**Exercise brief**
Tally the lines of the listing that contain the word "title", then give the total and nothing else.

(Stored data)
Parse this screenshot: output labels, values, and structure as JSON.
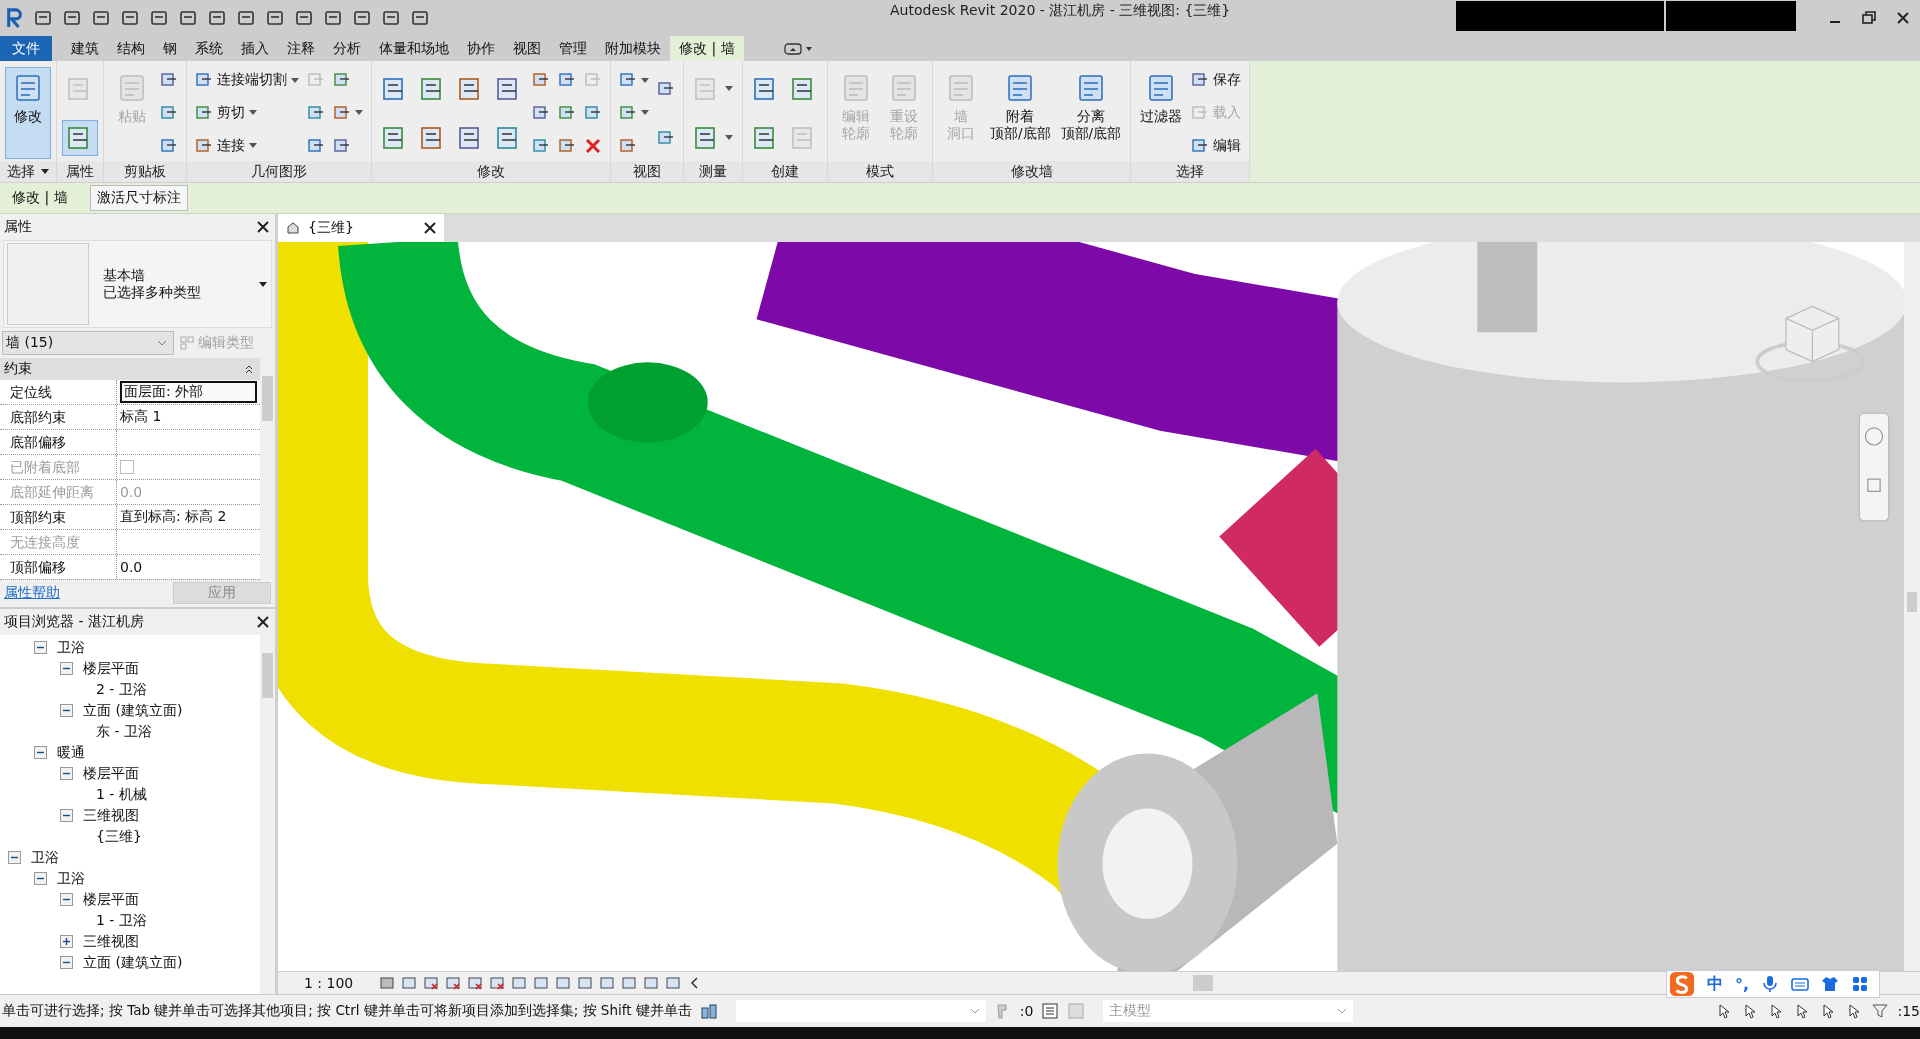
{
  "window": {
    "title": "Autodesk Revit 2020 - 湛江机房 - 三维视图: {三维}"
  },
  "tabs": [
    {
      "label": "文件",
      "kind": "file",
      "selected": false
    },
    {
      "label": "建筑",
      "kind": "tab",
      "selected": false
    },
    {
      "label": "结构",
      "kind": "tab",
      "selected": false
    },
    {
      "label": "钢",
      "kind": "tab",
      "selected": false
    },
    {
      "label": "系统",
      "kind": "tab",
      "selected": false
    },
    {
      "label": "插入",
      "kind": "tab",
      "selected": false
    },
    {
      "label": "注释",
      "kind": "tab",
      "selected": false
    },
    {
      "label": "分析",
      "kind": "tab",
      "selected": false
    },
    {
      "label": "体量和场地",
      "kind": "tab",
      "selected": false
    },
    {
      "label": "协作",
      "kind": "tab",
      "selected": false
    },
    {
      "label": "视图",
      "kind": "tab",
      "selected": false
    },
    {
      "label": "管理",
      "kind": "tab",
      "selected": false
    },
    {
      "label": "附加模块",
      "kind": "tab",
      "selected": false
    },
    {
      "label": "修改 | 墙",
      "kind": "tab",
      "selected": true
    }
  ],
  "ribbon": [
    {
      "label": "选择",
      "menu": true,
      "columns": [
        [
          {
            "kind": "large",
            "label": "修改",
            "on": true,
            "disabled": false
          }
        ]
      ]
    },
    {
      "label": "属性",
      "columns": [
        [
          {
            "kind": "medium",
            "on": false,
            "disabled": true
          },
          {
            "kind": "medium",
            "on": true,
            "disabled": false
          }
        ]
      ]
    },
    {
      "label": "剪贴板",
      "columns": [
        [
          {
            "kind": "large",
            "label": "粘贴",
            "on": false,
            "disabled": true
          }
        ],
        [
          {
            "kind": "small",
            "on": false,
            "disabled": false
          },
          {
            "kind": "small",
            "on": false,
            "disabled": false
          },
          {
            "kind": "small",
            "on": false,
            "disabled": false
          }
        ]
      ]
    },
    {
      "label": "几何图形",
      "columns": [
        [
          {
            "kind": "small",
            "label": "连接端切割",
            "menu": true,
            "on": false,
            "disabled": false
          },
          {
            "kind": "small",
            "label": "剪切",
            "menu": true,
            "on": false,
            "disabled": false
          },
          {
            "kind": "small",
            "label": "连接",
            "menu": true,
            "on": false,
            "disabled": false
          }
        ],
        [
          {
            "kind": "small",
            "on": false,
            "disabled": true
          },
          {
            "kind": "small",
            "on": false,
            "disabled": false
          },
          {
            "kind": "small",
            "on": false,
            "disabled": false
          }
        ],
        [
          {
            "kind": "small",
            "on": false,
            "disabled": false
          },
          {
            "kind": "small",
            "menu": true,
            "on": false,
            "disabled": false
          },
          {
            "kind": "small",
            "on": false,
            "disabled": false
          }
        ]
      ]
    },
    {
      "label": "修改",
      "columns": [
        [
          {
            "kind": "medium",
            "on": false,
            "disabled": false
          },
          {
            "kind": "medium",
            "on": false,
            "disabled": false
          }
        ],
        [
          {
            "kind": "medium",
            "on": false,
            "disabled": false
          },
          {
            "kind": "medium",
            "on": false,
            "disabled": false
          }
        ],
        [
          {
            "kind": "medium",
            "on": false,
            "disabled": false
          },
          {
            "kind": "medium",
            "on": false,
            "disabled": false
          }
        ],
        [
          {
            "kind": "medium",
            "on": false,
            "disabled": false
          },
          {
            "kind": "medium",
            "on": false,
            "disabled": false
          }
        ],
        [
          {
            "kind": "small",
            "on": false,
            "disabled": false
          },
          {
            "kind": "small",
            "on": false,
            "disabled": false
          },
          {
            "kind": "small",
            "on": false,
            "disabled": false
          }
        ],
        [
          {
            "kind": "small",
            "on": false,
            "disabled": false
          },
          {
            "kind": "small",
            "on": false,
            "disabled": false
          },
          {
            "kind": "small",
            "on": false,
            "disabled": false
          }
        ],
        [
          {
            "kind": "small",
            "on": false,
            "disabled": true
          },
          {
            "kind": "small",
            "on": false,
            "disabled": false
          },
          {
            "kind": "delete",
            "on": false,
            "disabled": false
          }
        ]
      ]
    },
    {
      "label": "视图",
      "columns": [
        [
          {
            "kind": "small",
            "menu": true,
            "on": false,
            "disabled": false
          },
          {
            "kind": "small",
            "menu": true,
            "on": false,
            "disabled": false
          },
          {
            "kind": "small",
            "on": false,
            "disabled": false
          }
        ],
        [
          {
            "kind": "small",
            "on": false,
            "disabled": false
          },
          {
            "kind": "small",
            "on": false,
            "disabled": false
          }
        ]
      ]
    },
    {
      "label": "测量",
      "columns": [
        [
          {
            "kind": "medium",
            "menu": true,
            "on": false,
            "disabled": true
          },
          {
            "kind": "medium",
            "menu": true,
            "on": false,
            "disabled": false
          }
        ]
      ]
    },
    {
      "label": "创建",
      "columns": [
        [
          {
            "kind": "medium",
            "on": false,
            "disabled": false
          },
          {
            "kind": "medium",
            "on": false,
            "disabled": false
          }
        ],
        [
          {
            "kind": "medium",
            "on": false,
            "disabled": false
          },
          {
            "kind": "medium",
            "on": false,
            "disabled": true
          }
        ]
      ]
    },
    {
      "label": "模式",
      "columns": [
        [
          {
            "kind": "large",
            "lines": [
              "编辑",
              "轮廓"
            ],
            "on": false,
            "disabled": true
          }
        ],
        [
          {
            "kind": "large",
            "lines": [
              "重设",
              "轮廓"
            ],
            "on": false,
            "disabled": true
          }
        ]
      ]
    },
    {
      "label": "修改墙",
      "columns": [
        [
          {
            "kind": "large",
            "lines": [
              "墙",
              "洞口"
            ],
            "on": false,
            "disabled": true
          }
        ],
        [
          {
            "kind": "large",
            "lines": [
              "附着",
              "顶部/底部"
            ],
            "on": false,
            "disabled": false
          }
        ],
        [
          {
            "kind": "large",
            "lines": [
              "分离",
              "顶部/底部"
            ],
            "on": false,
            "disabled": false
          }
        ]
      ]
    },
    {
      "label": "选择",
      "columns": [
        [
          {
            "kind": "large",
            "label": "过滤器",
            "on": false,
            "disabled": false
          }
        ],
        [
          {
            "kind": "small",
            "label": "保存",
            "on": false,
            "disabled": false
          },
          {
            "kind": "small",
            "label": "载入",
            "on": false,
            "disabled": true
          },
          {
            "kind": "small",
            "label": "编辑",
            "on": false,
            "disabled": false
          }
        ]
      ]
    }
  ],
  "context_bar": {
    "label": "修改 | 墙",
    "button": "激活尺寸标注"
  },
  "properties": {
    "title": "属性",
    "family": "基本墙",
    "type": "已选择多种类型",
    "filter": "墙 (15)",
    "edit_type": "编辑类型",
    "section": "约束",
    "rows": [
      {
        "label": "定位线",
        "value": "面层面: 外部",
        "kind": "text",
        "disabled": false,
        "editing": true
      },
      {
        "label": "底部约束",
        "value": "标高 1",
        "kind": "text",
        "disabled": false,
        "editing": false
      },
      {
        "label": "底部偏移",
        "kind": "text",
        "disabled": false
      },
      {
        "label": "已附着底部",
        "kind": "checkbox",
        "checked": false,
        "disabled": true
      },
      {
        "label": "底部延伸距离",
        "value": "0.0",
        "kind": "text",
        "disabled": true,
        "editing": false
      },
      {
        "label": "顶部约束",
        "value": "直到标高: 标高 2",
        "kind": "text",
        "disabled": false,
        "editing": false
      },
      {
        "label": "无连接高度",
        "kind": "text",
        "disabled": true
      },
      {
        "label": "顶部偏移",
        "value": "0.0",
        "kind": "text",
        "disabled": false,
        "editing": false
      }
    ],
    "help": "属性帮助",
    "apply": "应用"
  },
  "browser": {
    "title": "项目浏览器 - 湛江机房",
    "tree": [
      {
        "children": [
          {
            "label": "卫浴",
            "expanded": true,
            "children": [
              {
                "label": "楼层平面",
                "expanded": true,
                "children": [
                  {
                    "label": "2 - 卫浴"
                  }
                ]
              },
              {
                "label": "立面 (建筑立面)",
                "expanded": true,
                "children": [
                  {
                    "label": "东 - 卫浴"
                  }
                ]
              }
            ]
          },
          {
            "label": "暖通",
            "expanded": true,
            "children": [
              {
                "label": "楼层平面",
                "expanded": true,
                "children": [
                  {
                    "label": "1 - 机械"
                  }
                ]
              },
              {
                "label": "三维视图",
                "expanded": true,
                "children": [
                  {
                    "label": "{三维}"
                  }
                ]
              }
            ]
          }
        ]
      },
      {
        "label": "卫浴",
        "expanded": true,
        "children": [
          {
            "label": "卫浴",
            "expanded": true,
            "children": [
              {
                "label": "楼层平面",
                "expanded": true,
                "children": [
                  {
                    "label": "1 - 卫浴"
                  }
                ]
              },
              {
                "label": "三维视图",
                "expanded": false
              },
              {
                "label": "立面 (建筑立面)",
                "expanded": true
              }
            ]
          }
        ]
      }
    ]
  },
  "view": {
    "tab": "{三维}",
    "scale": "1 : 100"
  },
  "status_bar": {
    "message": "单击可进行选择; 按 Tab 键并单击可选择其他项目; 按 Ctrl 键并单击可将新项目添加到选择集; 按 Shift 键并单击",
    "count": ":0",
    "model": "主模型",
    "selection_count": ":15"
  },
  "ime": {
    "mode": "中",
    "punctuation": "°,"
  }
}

**Answer in full**
3